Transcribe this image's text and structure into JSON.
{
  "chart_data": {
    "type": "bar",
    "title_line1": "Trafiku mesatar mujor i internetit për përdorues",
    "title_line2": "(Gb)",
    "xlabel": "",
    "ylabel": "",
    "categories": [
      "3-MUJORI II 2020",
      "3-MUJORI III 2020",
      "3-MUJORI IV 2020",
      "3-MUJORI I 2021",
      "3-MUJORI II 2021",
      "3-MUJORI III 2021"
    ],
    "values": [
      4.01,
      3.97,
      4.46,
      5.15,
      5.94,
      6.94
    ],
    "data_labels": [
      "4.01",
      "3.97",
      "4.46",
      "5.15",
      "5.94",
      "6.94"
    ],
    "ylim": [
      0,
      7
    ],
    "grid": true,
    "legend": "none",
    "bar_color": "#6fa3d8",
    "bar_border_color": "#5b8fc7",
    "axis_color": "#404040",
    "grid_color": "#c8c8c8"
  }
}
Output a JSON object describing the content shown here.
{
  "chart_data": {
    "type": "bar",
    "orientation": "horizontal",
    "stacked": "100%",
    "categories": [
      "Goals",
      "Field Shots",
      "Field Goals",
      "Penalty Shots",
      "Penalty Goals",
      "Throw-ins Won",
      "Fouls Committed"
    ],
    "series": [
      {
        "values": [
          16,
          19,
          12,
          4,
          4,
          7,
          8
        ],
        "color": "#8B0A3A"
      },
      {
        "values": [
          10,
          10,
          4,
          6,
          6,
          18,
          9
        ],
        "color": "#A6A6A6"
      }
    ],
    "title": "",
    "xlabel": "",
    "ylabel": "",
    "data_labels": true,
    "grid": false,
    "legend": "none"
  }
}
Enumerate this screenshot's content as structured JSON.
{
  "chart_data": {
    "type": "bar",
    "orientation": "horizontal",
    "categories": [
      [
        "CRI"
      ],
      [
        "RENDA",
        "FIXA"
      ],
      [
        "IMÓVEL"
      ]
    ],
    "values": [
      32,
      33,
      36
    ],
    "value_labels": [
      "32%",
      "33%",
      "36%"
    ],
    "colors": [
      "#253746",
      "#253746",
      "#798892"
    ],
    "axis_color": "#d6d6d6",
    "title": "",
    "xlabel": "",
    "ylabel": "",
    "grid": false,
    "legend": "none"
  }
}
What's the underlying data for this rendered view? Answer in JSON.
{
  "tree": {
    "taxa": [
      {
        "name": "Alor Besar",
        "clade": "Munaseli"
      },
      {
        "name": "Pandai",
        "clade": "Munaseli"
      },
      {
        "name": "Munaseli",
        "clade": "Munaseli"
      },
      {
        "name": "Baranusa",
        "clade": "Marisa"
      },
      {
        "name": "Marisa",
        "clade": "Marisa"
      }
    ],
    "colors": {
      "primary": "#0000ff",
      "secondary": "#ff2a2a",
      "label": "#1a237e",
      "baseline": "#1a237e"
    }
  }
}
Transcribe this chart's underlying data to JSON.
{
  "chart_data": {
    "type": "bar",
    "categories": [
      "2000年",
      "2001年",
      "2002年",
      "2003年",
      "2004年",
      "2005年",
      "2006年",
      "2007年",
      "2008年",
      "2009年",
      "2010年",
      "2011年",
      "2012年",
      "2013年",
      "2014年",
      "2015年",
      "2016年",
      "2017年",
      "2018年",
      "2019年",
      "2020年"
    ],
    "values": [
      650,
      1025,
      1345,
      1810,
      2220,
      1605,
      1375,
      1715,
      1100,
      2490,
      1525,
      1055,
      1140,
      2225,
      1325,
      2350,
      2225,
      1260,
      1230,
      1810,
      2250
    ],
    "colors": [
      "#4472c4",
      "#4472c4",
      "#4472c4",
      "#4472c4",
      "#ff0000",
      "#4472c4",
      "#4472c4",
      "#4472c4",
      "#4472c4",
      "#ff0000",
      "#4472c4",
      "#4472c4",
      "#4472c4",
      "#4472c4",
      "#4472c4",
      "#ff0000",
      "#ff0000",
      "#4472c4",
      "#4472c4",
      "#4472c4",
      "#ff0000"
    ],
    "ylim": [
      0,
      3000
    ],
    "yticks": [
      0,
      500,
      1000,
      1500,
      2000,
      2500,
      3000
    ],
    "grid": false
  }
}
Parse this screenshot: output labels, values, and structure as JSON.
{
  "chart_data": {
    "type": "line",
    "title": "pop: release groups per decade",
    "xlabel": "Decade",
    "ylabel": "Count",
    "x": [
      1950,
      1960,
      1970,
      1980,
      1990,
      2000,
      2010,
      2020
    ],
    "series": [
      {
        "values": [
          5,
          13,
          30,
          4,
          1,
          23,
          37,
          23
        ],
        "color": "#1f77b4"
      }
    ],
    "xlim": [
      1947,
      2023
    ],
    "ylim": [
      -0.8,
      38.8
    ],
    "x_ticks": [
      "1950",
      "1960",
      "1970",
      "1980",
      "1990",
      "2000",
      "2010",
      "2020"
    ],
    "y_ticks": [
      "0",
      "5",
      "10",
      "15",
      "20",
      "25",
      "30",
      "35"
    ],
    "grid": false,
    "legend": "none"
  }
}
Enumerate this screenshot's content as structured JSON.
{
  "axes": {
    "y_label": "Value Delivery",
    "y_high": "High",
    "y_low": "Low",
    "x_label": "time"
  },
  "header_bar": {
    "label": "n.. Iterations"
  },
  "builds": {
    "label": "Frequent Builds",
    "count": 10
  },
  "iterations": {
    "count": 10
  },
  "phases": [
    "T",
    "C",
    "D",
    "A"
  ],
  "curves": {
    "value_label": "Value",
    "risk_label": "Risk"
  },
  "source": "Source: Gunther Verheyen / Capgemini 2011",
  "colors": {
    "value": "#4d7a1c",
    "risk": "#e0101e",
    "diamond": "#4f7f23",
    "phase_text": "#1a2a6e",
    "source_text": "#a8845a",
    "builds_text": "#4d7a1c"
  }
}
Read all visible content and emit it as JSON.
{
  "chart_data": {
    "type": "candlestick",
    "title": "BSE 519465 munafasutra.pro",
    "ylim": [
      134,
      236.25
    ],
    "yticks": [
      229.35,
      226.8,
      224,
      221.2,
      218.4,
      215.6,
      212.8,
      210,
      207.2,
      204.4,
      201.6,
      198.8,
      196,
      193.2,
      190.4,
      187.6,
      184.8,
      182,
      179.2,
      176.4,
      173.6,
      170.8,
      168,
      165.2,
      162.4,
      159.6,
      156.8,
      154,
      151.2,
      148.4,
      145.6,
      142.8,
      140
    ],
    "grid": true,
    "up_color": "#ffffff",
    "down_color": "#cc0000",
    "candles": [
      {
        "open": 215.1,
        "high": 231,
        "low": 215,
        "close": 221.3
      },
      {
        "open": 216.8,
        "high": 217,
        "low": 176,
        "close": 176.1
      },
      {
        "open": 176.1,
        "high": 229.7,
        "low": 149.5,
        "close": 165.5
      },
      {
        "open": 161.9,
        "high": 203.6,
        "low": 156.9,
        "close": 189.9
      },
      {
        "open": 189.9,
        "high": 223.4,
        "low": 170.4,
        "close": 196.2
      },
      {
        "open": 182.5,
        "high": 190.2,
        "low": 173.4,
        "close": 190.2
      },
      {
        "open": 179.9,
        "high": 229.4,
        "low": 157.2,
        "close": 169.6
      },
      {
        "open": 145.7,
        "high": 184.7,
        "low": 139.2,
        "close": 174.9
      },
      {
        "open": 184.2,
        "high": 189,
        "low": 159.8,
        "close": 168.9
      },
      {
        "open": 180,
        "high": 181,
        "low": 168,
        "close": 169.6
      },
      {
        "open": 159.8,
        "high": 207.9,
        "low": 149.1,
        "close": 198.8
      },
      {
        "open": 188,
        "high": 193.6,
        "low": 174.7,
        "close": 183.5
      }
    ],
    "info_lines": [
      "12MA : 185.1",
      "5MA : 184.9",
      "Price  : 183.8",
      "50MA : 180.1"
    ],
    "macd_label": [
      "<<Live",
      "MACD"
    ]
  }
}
======
• **GOAL**
Return each line among the entries that holds the word "name".

• **WRITTEN ANSWER**
        "name": "Alor Besar",
        "name": "Pandai",
        "name": "Munaseli",
        "name": "Baranusa",
        "name": "Marisa",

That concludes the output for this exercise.